<<<<

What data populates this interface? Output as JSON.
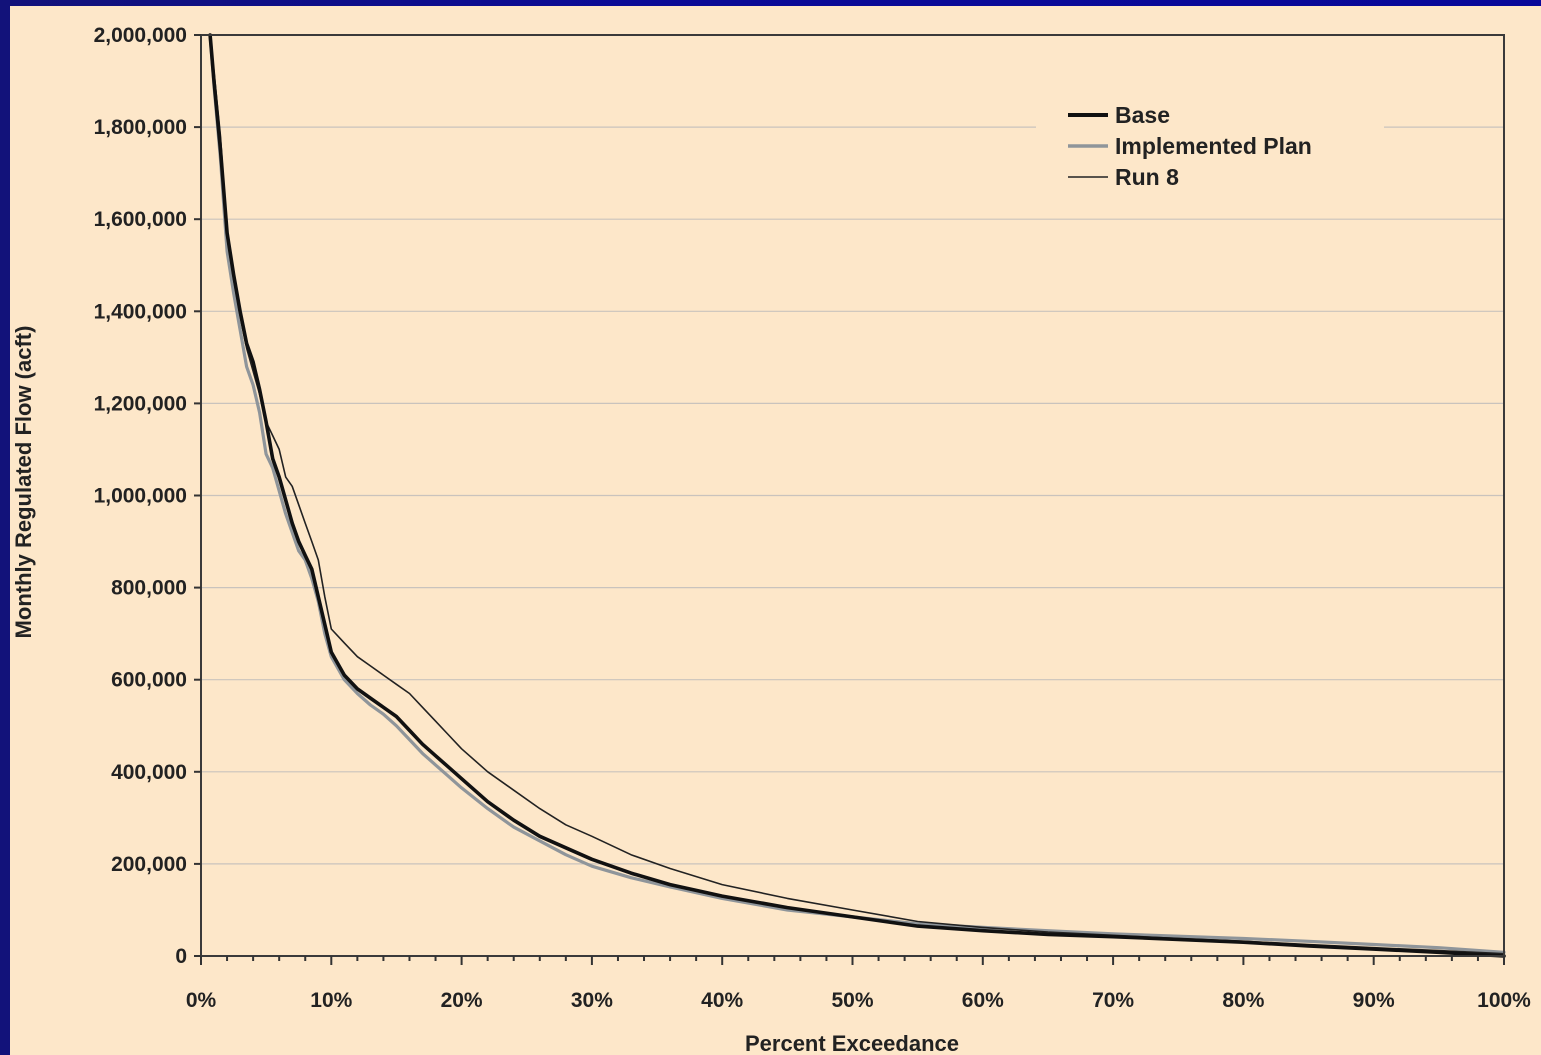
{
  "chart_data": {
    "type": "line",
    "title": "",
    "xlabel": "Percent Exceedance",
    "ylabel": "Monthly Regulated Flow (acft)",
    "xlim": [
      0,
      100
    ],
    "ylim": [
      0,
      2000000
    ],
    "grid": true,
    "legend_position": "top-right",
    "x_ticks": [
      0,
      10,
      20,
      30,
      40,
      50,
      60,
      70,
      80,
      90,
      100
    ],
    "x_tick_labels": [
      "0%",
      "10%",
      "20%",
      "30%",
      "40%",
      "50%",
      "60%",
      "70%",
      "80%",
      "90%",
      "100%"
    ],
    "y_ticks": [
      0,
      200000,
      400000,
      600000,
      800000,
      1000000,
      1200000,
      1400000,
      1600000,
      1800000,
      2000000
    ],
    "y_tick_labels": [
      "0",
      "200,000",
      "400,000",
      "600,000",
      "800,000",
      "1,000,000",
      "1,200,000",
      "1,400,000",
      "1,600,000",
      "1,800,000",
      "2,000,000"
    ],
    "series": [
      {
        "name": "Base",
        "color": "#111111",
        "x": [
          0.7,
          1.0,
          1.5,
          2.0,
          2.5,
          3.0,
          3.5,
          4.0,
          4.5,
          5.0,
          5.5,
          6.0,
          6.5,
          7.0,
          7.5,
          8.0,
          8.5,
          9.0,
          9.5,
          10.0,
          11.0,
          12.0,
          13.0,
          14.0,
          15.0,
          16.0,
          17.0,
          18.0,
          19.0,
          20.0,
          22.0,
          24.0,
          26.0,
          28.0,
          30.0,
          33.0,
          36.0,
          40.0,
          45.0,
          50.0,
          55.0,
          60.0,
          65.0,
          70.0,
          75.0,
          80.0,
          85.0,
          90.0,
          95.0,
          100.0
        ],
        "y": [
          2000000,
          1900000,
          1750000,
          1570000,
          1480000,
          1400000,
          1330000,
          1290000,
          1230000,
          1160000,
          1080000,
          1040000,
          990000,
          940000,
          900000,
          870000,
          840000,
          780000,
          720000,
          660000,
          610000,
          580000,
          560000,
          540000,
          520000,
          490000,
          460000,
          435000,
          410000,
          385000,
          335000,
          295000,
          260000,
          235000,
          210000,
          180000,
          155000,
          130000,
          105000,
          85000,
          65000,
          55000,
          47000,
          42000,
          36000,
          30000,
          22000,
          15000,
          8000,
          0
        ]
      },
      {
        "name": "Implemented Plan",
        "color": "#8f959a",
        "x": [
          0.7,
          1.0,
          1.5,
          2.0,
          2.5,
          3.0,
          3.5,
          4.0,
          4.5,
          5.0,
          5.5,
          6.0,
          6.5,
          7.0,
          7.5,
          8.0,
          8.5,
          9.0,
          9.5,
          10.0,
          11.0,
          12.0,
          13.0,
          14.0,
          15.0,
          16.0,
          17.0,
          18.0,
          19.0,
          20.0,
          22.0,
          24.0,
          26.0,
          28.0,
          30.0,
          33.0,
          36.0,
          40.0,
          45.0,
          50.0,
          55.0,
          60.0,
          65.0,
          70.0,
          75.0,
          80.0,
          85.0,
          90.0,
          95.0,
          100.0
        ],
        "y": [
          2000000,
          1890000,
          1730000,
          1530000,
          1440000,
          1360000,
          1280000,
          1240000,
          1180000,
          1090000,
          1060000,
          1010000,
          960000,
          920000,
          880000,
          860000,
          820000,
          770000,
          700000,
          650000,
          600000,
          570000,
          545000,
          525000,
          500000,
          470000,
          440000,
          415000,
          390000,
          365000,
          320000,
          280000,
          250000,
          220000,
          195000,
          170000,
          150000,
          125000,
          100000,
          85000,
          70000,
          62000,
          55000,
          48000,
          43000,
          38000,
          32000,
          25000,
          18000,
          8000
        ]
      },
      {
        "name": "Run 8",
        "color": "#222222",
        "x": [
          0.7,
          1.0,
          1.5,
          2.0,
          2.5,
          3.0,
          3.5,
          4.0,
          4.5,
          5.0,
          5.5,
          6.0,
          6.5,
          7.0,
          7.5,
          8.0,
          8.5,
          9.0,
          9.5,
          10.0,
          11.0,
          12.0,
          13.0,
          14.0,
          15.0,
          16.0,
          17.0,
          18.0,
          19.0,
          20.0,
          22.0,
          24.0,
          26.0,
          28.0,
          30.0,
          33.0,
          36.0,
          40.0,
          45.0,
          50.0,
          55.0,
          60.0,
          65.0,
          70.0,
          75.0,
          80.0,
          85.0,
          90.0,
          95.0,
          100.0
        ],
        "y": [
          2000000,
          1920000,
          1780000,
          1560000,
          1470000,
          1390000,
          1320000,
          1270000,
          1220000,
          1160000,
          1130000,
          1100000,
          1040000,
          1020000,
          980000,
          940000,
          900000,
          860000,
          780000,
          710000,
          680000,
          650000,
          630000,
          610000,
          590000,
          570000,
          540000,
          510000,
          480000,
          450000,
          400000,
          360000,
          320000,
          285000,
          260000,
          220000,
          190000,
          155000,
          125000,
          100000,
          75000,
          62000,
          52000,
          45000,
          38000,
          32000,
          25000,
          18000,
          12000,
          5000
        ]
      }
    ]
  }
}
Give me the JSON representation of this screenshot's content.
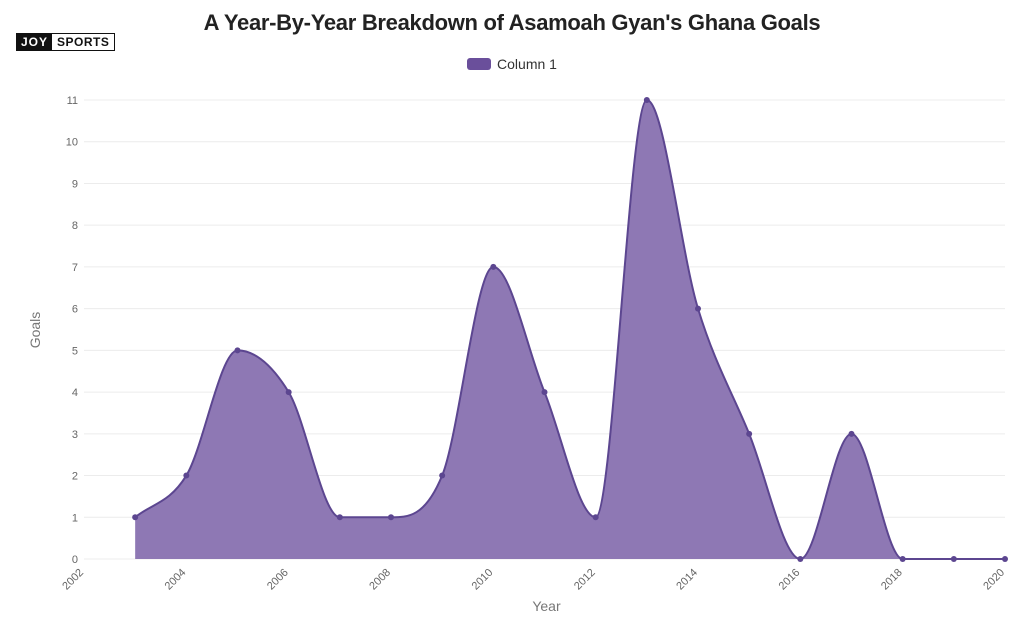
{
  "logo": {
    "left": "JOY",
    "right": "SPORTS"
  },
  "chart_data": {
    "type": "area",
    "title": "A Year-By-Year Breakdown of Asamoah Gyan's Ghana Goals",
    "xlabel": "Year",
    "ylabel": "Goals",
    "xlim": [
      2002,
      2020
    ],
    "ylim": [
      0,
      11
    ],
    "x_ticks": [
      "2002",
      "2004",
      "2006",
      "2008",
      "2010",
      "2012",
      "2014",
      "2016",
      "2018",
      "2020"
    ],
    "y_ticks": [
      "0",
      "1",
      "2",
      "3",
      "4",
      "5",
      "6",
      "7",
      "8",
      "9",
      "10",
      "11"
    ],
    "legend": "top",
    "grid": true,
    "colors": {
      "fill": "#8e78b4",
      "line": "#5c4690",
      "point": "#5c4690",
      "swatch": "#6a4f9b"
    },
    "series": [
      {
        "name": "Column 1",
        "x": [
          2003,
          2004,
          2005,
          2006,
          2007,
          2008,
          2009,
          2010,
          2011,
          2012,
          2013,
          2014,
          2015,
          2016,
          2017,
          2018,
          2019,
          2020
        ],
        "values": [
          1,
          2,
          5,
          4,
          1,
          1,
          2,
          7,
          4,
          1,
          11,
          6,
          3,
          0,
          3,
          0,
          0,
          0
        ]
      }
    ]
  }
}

>>>>

List every line in the records above that contains the word "right".

◆ **EXERCISE RESULT**
    "legend_position": "top-right",
    "right": "SPORTS"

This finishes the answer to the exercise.